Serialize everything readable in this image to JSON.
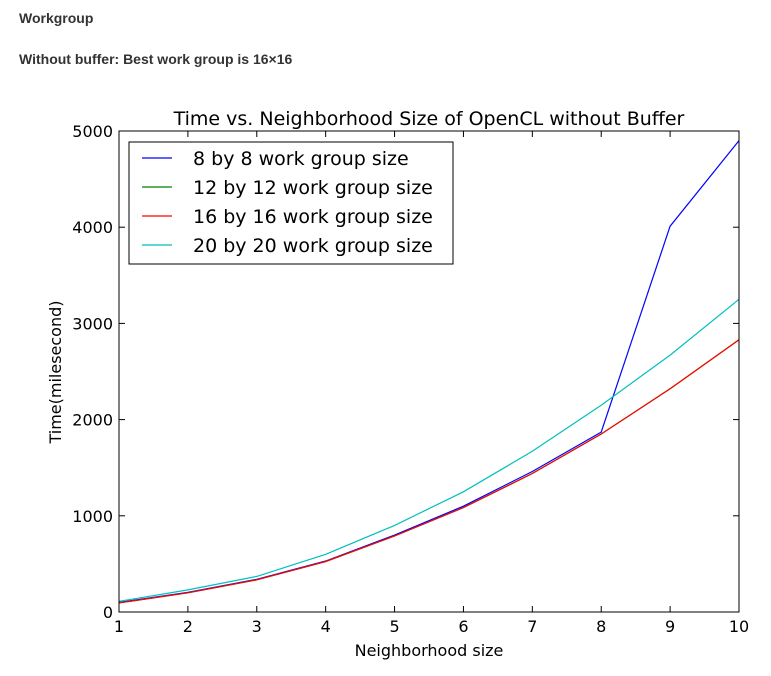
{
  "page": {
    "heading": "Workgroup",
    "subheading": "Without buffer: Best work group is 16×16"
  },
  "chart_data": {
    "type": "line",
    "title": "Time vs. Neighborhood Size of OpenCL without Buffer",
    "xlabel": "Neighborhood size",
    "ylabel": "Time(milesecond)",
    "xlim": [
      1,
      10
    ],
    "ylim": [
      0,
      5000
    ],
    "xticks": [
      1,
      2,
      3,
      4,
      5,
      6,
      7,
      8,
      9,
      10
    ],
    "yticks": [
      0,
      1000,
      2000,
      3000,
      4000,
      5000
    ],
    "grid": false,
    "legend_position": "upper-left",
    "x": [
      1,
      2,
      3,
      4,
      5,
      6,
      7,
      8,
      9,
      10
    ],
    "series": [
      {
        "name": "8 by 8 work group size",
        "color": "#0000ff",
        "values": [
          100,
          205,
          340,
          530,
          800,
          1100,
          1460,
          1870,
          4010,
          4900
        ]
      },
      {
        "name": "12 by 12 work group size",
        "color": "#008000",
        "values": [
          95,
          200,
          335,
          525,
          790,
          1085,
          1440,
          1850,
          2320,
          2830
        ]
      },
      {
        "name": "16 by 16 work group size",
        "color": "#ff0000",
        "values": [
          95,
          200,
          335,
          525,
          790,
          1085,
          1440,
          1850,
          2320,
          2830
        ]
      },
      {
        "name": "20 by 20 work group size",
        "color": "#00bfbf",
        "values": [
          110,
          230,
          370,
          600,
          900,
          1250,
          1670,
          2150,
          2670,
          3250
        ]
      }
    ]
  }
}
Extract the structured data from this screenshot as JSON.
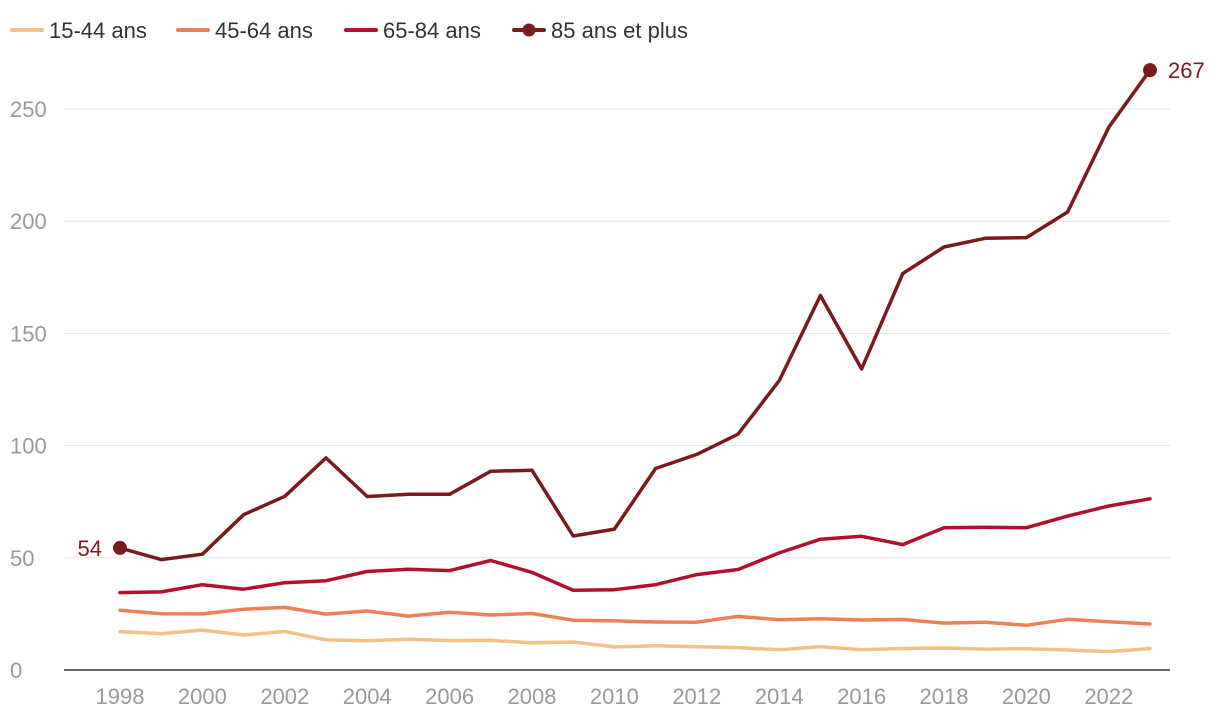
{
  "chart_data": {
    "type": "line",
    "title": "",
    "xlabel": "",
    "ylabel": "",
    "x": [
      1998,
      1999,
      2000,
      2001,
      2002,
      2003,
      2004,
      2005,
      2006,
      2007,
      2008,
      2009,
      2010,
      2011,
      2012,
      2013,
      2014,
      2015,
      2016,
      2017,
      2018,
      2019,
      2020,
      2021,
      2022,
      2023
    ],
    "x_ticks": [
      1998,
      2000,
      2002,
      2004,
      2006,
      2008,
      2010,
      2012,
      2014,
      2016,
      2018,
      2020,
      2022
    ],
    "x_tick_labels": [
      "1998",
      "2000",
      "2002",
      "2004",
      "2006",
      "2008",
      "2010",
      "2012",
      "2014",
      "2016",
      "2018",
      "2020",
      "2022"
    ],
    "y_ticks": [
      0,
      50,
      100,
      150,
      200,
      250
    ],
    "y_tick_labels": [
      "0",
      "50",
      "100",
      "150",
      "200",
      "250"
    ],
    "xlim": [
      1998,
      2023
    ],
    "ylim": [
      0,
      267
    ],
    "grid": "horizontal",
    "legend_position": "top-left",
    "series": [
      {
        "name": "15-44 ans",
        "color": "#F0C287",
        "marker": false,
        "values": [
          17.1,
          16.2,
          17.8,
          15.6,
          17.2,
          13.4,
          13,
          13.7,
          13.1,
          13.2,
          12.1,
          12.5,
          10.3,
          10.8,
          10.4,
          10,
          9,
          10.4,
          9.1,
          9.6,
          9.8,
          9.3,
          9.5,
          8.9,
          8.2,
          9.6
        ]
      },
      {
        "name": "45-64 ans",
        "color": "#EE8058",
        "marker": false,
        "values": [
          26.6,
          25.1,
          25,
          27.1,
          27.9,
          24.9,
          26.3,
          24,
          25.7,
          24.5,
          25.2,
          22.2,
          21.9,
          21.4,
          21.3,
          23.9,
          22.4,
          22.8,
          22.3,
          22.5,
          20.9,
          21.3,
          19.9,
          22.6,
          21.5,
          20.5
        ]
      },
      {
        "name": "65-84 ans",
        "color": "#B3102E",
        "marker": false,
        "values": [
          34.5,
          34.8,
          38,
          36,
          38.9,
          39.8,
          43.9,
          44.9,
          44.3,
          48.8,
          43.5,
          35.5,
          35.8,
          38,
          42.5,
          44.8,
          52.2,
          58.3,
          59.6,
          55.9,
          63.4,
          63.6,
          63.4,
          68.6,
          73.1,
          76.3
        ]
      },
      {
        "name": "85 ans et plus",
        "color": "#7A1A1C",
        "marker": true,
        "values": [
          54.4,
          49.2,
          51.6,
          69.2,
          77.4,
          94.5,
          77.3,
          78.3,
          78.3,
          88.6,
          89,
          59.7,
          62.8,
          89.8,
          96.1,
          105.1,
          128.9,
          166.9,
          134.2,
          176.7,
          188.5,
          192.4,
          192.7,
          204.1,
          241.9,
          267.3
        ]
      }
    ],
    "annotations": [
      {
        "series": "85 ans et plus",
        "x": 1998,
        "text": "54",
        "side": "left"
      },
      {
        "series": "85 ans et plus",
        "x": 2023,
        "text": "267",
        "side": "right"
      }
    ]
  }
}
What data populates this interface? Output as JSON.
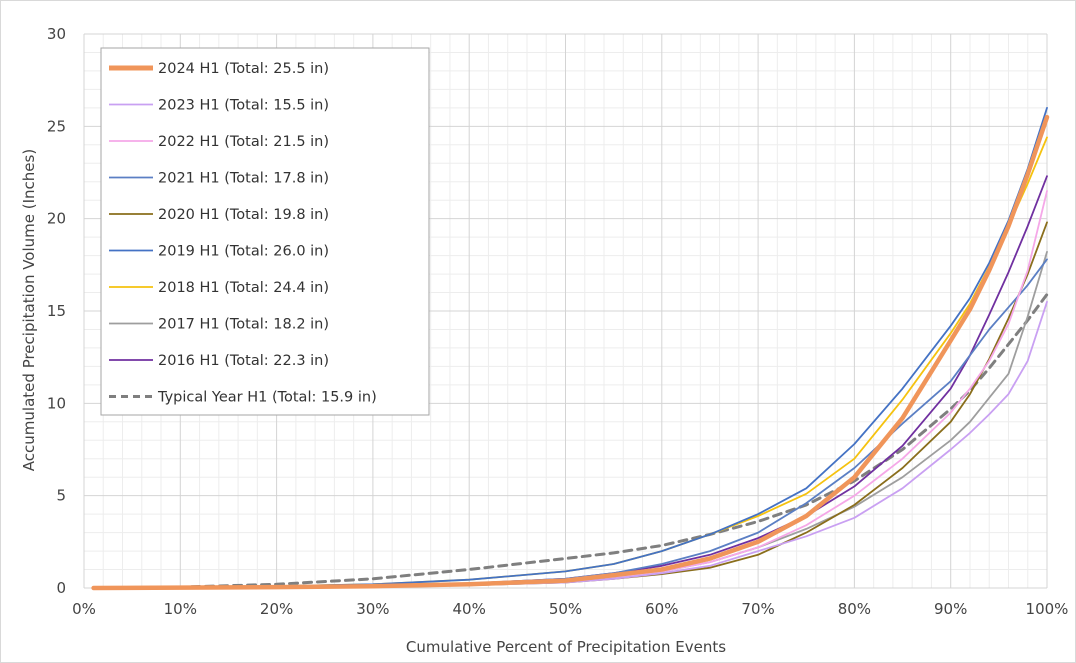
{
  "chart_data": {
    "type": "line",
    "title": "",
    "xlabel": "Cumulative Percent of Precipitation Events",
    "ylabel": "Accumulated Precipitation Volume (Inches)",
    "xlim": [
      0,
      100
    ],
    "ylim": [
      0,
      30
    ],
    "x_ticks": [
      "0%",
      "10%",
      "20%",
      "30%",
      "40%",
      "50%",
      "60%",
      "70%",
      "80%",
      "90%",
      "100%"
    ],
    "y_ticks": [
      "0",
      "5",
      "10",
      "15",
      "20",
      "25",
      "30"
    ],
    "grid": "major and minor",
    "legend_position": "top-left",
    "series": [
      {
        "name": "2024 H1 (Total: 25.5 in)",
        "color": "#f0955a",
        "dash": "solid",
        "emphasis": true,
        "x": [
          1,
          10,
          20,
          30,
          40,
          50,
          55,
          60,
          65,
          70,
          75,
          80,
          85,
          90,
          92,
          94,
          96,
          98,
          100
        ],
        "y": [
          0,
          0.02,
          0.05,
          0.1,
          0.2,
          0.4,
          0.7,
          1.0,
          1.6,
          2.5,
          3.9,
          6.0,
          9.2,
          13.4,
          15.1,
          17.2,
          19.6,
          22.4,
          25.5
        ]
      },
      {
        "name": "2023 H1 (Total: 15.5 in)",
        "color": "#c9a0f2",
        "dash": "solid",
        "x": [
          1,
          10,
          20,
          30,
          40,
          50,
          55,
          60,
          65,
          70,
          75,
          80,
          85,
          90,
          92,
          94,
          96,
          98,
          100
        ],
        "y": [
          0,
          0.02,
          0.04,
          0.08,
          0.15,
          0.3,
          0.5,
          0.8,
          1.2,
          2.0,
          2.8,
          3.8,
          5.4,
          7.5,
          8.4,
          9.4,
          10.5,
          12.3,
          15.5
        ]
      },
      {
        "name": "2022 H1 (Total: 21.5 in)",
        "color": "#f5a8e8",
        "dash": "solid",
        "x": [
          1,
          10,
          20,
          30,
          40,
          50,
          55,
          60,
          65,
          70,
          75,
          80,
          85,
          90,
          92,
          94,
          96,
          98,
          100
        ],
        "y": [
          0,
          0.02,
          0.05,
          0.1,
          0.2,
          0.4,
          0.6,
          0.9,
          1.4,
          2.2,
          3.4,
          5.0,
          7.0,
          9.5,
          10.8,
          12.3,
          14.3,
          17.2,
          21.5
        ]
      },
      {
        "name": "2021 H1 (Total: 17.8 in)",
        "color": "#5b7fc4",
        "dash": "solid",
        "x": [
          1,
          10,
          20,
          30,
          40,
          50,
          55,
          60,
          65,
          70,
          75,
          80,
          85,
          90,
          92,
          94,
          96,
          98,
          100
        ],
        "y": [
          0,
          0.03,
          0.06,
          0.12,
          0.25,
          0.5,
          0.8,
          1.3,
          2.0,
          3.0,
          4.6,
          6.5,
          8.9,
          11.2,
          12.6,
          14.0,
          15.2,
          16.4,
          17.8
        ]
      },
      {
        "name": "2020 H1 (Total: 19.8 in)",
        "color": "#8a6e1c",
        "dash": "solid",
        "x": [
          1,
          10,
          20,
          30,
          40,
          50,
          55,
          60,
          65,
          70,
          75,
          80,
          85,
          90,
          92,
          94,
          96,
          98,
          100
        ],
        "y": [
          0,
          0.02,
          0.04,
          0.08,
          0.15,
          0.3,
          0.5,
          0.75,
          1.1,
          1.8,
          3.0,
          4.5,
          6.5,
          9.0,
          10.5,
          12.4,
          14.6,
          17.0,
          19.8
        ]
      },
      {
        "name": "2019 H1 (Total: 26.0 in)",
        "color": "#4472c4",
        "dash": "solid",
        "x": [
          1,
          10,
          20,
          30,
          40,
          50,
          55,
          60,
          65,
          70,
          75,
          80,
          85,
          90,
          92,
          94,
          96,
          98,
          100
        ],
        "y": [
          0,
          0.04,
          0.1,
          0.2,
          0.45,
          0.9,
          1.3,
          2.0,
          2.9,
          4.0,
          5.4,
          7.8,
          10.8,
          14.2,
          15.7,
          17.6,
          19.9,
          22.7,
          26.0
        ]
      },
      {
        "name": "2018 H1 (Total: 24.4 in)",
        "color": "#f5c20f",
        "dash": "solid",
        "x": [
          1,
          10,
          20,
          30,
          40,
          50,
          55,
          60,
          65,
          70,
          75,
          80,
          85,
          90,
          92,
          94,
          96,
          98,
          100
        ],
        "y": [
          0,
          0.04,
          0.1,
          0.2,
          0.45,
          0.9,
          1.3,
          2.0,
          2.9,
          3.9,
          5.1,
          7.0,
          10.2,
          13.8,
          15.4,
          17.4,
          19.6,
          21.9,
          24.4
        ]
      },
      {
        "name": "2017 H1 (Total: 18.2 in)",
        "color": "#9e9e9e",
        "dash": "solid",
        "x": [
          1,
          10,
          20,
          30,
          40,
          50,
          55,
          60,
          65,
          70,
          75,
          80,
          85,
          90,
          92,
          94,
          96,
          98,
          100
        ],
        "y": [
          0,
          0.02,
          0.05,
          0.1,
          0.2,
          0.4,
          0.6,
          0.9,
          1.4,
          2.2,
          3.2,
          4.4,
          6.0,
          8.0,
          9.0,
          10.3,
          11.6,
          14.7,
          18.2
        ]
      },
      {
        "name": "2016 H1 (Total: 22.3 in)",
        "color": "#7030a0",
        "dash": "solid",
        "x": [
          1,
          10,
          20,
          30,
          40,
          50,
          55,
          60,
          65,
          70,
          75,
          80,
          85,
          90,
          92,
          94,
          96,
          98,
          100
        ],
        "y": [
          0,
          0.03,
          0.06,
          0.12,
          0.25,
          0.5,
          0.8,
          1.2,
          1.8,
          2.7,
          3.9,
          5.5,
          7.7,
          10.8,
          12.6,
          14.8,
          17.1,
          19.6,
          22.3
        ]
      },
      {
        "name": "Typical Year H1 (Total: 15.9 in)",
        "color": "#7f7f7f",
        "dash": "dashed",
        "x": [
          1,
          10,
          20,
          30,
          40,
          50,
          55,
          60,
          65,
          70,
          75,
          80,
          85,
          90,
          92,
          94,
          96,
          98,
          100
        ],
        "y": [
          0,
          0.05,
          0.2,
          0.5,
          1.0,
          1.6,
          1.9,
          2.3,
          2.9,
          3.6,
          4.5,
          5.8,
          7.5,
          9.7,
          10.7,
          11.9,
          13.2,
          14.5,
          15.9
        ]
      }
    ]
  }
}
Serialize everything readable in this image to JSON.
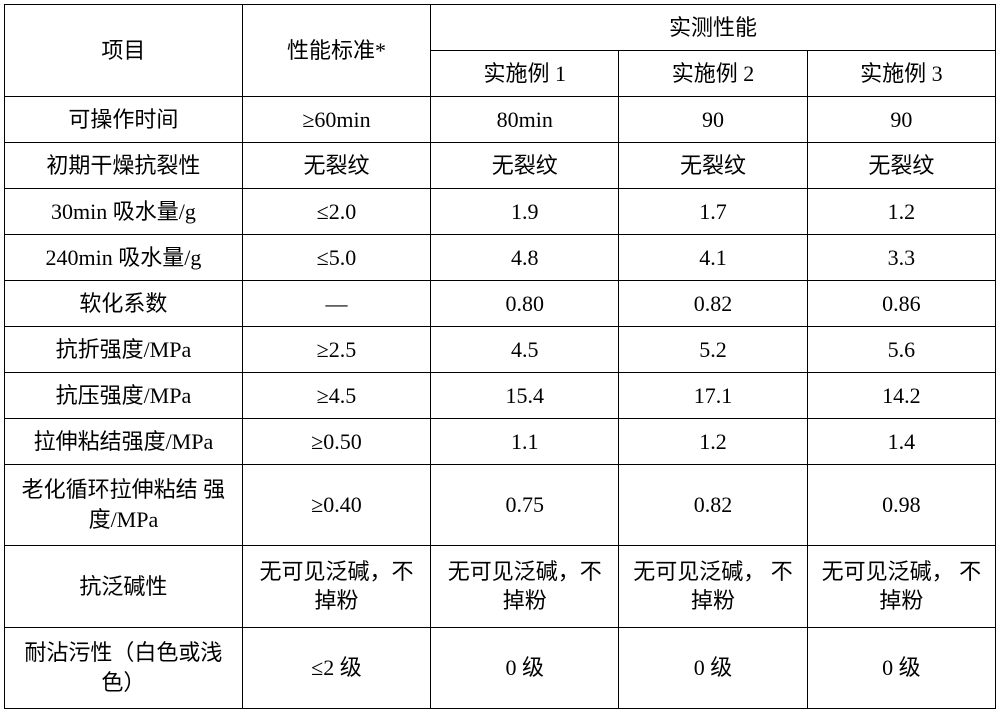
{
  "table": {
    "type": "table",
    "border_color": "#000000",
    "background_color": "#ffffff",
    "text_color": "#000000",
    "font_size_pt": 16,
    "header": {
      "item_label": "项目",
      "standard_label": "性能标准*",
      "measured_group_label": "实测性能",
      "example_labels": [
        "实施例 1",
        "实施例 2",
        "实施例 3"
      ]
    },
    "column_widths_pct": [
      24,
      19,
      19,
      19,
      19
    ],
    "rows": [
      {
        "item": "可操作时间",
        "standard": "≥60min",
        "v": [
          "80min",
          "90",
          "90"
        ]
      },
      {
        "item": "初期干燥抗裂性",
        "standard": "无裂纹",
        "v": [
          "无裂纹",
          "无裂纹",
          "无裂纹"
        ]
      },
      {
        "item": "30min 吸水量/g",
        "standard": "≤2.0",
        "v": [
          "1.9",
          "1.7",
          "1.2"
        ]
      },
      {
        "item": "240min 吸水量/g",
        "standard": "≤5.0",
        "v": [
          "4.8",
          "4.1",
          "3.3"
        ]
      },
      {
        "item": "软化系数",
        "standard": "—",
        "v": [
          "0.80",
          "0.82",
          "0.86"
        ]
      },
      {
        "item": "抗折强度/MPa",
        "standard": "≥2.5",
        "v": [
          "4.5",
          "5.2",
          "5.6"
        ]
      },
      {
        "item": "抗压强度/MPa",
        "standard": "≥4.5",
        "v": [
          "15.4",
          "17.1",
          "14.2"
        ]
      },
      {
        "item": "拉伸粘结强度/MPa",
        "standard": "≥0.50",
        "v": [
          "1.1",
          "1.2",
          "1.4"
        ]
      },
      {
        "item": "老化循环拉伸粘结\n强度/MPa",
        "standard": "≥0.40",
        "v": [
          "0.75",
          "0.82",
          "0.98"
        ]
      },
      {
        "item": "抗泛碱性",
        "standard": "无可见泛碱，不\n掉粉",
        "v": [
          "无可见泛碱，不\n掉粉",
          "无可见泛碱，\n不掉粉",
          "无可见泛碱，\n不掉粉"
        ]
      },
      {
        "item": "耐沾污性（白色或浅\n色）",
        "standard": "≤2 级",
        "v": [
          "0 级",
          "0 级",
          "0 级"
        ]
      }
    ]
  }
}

[PROBLEM STATEMENT] Give the count of lines containing "Precipitation", with no added text.

[PROBLEM SOLUTION] 2